▸ The request:
Repeat the material exactly as it appears.

══════════

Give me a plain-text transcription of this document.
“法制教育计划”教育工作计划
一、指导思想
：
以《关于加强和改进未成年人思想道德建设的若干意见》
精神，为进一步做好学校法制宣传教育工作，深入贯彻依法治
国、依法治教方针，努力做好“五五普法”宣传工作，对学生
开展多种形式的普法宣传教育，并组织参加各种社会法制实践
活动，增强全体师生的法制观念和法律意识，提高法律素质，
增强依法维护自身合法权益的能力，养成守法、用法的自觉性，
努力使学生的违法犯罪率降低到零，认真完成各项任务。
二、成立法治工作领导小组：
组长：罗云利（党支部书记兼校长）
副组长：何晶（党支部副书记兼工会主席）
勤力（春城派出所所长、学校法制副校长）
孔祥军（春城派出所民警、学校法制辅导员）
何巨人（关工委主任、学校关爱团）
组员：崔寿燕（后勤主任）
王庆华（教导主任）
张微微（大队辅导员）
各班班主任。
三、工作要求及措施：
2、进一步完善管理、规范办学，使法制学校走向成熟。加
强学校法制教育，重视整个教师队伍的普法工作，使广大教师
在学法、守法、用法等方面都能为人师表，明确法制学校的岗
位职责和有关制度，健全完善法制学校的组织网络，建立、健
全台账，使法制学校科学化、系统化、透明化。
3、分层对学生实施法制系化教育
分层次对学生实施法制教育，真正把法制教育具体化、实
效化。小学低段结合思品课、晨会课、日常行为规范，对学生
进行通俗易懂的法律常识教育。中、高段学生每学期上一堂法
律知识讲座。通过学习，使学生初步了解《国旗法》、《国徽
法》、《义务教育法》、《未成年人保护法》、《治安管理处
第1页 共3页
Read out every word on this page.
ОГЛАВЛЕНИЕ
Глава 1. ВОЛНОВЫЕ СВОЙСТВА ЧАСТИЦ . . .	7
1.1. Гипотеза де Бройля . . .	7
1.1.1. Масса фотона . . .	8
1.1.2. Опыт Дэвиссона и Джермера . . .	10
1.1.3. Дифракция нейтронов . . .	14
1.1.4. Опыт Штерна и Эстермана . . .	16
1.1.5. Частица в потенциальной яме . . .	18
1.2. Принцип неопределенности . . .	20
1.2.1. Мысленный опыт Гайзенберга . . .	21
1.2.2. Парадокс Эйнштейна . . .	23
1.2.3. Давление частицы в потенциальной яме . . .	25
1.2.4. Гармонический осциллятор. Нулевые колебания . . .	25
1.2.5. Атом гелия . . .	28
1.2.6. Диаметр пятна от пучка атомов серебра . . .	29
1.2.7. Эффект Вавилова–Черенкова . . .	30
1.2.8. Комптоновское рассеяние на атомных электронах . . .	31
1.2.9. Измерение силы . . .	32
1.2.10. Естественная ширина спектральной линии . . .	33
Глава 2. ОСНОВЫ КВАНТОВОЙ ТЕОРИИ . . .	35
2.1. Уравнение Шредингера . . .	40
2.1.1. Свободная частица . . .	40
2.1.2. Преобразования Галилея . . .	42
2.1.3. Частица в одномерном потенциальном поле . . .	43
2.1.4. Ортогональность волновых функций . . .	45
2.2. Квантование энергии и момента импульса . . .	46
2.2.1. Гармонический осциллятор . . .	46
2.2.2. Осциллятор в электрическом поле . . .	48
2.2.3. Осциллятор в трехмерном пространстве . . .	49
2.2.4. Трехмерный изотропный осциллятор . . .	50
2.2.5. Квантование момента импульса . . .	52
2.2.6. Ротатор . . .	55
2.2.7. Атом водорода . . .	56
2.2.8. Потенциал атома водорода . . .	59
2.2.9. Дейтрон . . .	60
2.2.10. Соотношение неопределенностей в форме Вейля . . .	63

══════════

▸ Result of this exercise:
Give me a plain-text transcription of this document.
“法制教育计划”教育工作计划
一、指导思想
：
以《关于加强和改进未成年人思想道德建设的若干意见》
精神，为进一步做好学校法制宣传教育工作，深入贯彻依法治
国、依法治教方针，努力做好“五五普法”宣传工作，对学生
开展多种形式的普法宣传教育，并组织参加各种社会法制实践
活动，增强全体师生的法制观念和法律意识，提高法律素质，
增强依法维护自身合法权益的能力，养成守法、用法的自觉性，
努力使学生的违法犯罪率降低到零，认真完成各项任务。
二、成立法治工作领导小组：
组长：罗云利（党支部书记兼校长）
副组长：何晶（党支部副书记兼工会主席）
勤力（春城派出所所长、学校法制副校长）
孔祥军（春城派出所民警、学校法制辅导员）
何巨人（关工委主任、学校关爱团）
组员：崔寿燕（后勤主任）
王庆华（教导主任）
张微微（大队辅导员）
各班班主任。
三、工作要求及措施：
2、进一步完善管理、规范办学，使法制学校走向成熟。加
强学校法制教育，重视整个教师队伍的普法工作，使广大教师
在学法、守法、用法等方面都能为人师表，明确法制学校的岗
位职责和有关制度，健全完善法制学校的组织网络，建立、健
全台账，使法制学校科学化、系统化、透明化。
3、分层对学生实施法制系化教育
分层次对学生实施法制教育，真正把法制教育具体化、实
效化。小学低段结合思品课、晨会课、日常行为规范，对学生
进行通俗易懂的法律常识教育。中、高段学生每学期上一堂法
律知识讲座。通过学习，使学生初步了解《国旗法》、《国徽
法》、《义务教育法》、《未成年人保护法》、《治安管理处
第1页 共3页
Read out every word on this page.
ОГЛАВЛЕНИЕ
Глава 1. ВОЛНОВЫЕ СВОЙСТВА ЧАСТИЦ . . .	7
1.1. Гипотеза де Бройля . . .	7
1.1.1. Масса фотона . . .	8
1.1.2. Опыт Дэвиссона и Джермера . . .	10
1.1.3. Дифракция нейтронов . . .	14
1.1.4. Опыт Штерна и Эстермана . . .	16
1.1.5. Частица в потенциальной яме . . .	18
1.2. Принцип неопределенности . . .	20
1.2.1. Мысленный опыт Гайзенберга . . .	21
1.2.2. Парадокс Эйнштейна . . .	23
1.2.3. Давление частицы в потенциальной яме . . .	25
1.2.4. Гармонический осциллятор. Нулевые колебания . . .	25
1.2.5. Атом гелия . . .	28
1.2.6. Диаметр пятна от пучка атомов серебра . . .	29
1.2.7. Эффект Вавилова–Черенкова . . .	30
1.2.8. Комптоновское рассеяние на атомных электронах . . .	31
1.2.9. Измерение силы . . .	32
1.2.10. Естественная ширина спектральной линии . . .	33
Глава 2. ОСНОВЫ КВАНТОВОЙ ТЕОРИИ . . .	35
2.1. Уравнение Шредингера . . .	40
2.1.1. Свободная частица . . .	40
2.1.2. Преобразования Галилея . . .	42
2.1.3. Частица в одномерном потенциальном поле . . .	43
2.1.4. Ортогональность волновых функций . . .	45
2.2. Квантование энергии и момента импульса . . .	46
2.2.1. Гармонический осциллятор . . .	46
2.2.2. Осциллятор в электрическом поле . . .	48
2.2.3. Осциллятор в трехмерном пространстве . . .	49
2.2.4. Трехмерный изотропный осциллятор . . .	50
2.2.5. Квантование момента импульса . . .	52
2.2.6. Ротатор . . .	55
2.2.7. Атом водорода . . .	56
2.2.8. Потенциал атома водорода . . .	59
2.2.9. Дейтрон . . .	60
2.2.10. Соотношение неопределенностей в форме Вейля . . .	63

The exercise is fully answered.